**** Exercise material ****

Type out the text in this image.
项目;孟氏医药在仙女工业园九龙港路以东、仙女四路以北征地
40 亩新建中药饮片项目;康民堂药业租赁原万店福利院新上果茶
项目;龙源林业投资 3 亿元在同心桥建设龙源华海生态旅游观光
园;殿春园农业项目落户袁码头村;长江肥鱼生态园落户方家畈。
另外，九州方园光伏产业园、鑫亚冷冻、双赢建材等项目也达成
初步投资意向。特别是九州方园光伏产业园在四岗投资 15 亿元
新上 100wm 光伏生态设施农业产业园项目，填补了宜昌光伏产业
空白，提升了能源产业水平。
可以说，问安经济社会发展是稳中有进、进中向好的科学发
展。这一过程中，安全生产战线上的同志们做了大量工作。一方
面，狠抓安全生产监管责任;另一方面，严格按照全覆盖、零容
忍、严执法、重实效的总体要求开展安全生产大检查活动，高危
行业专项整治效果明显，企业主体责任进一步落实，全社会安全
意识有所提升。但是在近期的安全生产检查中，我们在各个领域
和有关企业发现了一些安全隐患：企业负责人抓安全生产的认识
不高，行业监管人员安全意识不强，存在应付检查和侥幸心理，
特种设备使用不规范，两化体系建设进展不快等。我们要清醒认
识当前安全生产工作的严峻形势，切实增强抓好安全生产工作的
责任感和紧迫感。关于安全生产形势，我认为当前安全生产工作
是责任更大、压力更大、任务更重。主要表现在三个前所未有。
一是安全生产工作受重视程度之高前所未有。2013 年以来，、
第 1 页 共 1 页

****

[Problem to solve]: Return the entries above exactly, each one complete.

[Output for this exercise]:
Type out the text in this image.
项目;孟氏医药在仙女工业园九龙港路以东、仙女四路以北征地
40 亩新建中药饮片项目;康民堂药业租赁原万店福利院新上果茶
项目;龙源林业投资 3 亿元在同心桥建设龙源华海生态旅游观光
园;殿春园农业项目落户袁码头村;长江肥鱼生态园落户方家畈。
另外，九州方园光伏产业园、鑫亚冷冻、双赢建材等项目也达成
初步投资意向。特别是九州方园光伏产业园在四岗投资 15 亿元
新上 100wm 光伏生态设施农业产业园项目，填补了宜昌光伏产业
空白，提升了能源产业水平。
可以说，问安经济社会发展是稳中有进、进中向好的科学发
展。这一过程中，安全生产战线上的同志们做了大量工作。一方
面，狠抓安全生产监管责任;另一方面，严格按照全覆盖、零容
忍、严执法、重实效的总体要求开展安全生产大检查活动，高危
行业专项整治效果明显，企业主体责任进一步落实，全社会安全
意识有所提升。但是在近期的安全生产检查中，我们在各个领域
和有关企业发现了一些安全隐患：企业负责人抓安全生产的认识
不高，行业监管人员安全意识不强，存在应付检查和侥幸心理，
特种设备使用不规范，两化体系建设进展不快等。我们要清醒认
识当前安全生产工作的严峻形势，切实增强抓好安全生产工作的
责任感和紧迫感。关于安全生产形势，我认为当前安全生产工作
是责任更大、压力更大、任务更重。主要表现在三个前所未有。
一是安全生产工作受重视程度之高前所未有。2013 年以来，、
第 1 页 共 1 页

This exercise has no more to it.